_THE EXERCISE_:
Produce the listing below again, exactly as shown.

_STORED ROWS_:

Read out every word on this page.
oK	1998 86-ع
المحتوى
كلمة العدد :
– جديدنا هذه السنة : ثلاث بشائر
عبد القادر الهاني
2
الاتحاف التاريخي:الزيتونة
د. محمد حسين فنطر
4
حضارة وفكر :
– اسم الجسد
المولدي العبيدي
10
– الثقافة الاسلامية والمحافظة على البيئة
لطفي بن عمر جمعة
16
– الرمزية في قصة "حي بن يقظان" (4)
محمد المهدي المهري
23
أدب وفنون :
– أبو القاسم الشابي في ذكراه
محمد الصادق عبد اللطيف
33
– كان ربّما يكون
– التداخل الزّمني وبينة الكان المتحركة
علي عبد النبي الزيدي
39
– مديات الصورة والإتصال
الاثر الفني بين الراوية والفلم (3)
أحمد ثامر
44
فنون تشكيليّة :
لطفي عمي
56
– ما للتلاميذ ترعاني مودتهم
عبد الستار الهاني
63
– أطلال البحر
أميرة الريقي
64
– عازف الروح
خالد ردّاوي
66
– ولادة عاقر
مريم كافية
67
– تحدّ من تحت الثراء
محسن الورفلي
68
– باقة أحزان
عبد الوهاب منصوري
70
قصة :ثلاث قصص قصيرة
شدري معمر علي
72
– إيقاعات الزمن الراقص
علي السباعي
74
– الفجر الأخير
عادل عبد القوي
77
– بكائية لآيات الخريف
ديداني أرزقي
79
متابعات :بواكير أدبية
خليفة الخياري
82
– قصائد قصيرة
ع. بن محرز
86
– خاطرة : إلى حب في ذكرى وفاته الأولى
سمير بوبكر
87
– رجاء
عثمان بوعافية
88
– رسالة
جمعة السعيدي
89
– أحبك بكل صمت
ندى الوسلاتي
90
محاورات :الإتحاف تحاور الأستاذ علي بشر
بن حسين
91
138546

_WRITTEN SOLUTION_:
Read out every word on this page.
oK	1998 86-ع
المحتوى
كلمة العدد :
– جديدنا هذه السنة : ثلاث بشائر
عبد القادر الهاني
2
الاتحاف التاريخي:الزيتونة
د. محمد حسين فنطر
4
حضارة وفكر :
– اسم الجسد
المولدي العبيدي
10
– الثقافة الاسلامية والمحافظة على البيئة
لطفي بن عمر جمعة
16
– الرمزية في قصة "حي بن يقظان" (4)
محمد المهدي المهري
23
أدب وفنون :
– أبو القاسم الشابي في ذكراه
محمد الصادق عبد اللطيف
33
– كان ربّما يكون
– التداخل الزّمني وبينة الكان المتحركة
علي عبد النبي الزيدي
39
– مديات الصورة والإتصال
الاثر الفني بين الراوية والفلم (3)
أحمد ثامر
44
فنون تشكيليّة :
لطفي عمي
56
– ما للتلاميذ ترعاني مودتهم
عبد الستار الهاني
63
– أطلال البحر
أميرة الريقي
64
– عازف الروح
خالد ردّاوي
66
– ولادة عاقر
مريم كافية
67
– تحدّ من تحت الثراء
محسن الورفلي
68
– باقة أحزان
عبد الوهاب منصوري
70
قصة :ثلاث قصص قصيرة
شدري معمر علي
72
– إيقاعات الزمن الراقص
علي السباعي
74
– الفجر الأخير
عادل عبد القوي
77
– بكائية لآيات الخريف
ديداني أرزقي
79
متابعات :بواكير أدبية
خليفة الخياري
82
– قصائد قصيرة
ع. بن محرز
86
– خاطرة : إلى حب في ذكرى وفاته الأولى
سمير بوبكر
87
– رجاء
عثمان بوعافية
88
– رسالة
جمعة السعيدي
89
– أحبك بكل صمت
ندى الوسلاتي
90
محاورات :الإتحاف تحاور الأستاذ علي بشر
بن حسين
91
138546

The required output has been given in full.